Stored records:

+-------+

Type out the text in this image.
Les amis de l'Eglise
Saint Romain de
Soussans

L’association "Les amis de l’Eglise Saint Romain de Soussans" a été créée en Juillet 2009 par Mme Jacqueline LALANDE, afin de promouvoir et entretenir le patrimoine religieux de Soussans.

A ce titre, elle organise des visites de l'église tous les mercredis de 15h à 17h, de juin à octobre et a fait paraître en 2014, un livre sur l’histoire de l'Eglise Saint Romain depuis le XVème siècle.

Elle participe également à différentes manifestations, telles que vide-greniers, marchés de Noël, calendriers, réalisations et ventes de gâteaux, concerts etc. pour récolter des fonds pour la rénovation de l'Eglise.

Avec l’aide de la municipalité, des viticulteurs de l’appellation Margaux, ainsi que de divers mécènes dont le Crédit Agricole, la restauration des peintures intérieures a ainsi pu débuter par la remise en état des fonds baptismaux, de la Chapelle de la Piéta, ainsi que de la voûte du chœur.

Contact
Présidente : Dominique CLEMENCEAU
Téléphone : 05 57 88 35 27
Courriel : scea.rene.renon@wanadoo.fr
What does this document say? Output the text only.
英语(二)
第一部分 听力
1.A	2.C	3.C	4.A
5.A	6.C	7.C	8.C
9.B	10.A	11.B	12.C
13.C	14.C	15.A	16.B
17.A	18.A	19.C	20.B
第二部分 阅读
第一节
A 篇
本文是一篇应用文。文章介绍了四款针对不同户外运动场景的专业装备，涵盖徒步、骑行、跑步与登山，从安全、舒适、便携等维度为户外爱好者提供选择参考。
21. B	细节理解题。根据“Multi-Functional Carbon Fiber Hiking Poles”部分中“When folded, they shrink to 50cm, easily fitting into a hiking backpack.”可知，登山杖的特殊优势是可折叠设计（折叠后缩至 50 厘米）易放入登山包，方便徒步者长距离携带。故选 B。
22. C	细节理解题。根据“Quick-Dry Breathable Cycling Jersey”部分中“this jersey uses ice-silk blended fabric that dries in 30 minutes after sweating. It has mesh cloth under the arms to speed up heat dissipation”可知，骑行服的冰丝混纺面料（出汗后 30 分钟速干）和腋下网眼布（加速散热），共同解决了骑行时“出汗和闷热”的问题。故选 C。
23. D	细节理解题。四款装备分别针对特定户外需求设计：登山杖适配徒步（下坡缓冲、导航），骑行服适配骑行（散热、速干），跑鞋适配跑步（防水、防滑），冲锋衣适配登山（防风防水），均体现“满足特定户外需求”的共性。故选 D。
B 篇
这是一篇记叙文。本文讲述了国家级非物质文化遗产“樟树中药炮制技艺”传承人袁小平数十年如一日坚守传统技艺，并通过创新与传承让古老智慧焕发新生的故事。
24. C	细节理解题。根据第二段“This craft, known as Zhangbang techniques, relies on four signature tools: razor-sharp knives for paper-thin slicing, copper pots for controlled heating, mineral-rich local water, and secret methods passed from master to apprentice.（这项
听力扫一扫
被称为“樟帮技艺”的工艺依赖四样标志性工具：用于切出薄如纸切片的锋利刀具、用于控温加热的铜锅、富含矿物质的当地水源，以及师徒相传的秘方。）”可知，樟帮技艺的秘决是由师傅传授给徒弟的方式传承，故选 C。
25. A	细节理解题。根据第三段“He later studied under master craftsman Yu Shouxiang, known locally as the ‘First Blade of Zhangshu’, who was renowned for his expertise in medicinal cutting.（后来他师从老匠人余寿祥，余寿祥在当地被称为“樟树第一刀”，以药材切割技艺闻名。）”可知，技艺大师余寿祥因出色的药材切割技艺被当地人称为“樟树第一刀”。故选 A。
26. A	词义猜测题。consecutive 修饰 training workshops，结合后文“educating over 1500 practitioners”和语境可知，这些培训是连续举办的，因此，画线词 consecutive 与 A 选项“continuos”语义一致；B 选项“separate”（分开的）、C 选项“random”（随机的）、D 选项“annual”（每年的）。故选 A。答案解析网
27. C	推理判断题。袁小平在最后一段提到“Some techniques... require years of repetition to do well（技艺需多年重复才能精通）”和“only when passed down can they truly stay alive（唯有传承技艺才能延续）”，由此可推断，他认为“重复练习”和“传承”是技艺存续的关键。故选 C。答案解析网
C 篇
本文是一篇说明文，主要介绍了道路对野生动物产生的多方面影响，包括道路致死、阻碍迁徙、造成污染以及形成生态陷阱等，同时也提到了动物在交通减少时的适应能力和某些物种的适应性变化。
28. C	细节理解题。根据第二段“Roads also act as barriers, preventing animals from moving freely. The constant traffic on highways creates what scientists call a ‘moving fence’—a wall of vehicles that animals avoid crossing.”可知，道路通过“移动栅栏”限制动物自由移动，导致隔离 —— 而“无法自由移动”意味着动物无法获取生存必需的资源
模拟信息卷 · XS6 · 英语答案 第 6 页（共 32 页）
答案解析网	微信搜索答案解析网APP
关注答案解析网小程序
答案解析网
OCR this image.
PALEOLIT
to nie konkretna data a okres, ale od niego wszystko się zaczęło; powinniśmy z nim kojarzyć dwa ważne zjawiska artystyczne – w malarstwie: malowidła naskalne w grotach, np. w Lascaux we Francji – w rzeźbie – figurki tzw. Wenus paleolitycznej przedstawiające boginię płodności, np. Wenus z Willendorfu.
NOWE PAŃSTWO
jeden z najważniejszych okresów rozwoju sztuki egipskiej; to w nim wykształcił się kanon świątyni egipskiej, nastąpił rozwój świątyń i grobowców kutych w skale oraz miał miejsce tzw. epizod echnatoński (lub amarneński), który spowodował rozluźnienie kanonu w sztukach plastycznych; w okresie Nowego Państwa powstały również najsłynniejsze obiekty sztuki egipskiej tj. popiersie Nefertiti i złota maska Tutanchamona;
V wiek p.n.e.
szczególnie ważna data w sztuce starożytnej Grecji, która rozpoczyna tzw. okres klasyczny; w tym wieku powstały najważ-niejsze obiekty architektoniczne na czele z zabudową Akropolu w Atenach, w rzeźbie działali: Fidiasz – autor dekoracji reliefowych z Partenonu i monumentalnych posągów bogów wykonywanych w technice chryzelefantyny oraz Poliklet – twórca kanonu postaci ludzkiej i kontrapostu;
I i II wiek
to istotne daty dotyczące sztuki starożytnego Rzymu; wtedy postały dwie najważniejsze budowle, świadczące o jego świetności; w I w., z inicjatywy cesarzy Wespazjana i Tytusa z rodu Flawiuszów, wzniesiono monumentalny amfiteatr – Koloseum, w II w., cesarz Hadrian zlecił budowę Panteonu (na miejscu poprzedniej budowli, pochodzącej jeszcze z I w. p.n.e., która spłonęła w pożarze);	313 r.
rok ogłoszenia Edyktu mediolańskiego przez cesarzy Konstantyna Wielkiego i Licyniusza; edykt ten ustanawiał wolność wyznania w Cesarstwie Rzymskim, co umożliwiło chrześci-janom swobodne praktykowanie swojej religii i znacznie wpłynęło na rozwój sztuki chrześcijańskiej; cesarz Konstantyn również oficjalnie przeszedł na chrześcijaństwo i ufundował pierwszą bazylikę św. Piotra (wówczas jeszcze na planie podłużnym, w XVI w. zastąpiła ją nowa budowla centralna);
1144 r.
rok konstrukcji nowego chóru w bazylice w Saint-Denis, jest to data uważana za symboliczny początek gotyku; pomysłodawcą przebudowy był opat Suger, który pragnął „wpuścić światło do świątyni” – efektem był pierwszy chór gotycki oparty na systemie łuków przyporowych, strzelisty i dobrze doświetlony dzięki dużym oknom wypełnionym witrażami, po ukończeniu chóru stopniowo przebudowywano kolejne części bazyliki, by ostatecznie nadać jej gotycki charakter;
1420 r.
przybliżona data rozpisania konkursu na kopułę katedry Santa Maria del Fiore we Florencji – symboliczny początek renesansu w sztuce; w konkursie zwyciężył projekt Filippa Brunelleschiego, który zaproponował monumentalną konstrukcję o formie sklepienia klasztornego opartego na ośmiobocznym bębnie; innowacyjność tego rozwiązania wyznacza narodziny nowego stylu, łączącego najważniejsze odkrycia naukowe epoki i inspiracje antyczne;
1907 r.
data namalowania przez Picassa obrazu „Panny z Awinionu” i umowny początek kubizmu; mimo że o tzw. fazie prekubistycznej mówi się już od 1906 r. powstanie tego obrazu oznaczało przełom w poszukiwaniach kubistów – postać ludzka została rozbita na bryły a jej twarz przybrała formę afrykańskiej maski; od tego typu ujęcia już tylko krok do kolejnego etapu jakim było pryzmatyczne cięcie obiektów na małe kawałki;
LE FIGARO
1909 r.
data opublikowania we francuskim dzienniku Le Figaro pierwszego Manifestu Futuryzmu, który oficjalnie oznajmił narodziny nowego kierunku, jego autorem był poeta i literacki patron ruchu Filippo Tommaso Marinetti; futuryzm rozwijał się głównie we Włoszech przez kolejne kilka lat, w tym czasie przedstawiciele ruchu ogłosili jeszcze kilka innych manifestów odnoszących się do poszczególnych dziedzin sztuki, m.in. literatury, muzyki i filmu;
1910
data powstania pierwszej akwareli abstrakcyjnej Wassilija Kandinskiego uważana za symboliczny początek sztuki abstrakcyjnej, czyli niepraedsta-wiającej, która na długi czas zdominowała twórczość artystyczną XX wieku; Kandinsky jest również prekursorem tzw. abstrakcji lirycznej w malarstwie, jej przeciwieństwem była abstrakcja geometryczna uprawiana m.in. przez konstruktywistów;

+-------+

EXERCISE DIRECTIONS:
Go through the records and pull out each line that includes the word "image".

CORRECT RESULT:
Type out the text in this image.
OCR this image.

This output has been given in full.